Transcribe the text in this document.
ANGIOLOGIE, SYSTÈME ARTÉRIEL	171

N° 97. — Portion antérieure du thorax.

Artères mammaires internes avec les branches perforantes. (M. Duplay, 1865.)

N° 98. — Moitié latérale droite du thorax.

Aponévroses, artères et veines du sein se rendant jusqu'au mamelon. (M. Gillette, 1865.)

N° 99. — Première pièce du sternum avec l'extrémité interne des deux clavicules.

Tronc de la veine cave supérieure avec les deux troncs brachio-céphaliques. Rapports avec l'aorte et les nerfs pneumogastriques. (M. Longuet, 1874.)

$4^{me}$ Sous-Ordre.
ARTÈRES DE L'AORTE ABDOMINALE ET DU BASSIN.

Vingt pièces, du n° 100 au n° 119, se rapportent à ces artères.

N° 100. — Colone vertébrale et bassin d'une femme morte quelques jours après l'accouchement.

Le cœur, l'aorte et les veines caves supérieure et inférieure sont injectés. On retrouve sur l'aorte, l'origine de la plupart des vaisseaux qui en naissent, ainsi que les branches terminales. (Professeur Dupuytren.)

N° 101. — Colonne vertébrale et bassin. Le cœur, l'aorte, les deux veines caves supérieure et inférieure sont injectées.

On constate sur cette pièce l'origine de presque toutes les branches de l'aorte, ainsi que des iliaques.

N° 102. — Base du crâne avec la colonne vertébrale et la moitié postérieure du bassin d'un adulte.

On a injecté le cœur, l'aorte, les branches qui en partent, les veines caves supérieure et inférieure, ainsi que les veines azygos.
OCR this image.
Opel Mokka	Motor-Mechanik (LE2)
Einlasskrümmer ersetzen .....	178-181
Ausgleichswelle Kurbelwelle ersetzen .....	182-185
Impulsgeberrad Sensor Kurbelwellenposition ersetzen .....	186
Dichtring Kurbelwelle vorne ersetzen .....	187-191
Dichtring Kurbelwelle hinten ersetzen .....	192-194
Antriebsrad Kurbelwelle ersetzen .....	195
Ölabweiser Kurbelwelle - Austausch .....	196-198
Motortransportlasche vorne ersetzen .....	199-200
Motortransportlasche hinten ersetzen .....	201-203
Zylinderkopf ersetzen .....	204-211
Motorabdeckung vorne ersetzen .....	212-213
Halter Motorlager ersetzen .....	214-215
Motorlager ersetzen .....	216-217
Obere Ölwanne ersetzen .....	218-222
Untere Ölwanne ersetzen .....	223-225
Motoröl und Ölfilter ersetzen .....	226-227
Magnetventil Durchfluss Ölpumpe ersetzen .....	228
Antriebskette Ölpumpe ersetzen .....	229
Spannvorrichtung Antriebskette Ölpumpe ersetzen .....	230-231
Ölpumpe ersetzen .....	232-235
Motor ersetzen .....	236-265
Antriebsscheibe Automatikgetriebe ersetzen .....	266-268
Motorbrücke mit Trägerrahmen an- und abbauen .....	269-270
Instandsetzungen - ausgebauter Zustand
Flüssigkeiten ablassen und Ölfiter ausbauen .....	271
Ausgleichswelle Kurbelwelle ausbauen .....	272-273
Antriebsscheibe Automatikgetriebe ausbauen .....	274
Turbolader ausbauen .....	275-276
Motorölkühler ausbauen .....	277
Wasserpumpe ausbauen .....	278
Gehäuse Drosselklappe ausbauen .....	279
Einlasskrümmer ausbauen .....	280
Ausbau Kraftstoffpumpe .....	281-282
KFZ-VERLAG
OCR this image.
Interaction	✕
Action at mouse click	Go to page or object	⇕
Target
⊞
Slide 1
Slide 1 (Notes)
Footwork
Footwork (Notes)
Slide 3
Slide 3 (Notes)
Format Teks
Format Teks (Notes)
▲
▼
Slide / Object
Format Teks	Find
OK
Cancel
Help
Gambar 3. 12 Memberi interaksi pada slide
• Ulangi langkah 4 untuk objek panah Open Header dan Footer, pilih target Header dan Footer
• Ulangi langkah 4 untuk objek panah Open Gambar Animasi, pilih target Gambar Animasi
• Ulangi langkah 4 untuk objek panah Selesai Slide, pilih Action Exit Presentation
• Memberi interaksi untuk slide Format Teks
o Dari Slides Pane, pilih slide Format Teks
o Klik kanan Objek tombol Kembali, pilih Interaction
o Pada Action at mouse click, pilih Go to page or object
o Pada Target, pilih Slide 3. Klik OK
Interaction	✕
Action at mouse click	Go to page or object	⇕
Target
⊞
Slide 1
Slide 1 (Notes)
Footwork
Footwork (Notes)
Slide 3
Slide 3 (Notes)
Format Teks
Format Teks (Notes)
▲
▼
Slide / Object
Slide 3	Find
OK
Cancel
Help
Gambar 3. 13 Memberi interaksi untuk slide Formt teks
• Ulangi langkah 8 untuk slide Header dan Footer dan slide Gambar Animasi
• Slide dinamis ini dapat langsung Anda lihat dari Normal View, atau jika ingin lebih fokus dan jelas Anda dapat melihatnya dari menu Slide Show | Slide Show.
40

Task directions:
Copy all lines above containing the string "Dichtring".

Problem solution:
Dichtring Kurbelwelle vorne ersetzen .....	187-191
Dichtring Kurbelwelle hinten ersetzen .....	192-194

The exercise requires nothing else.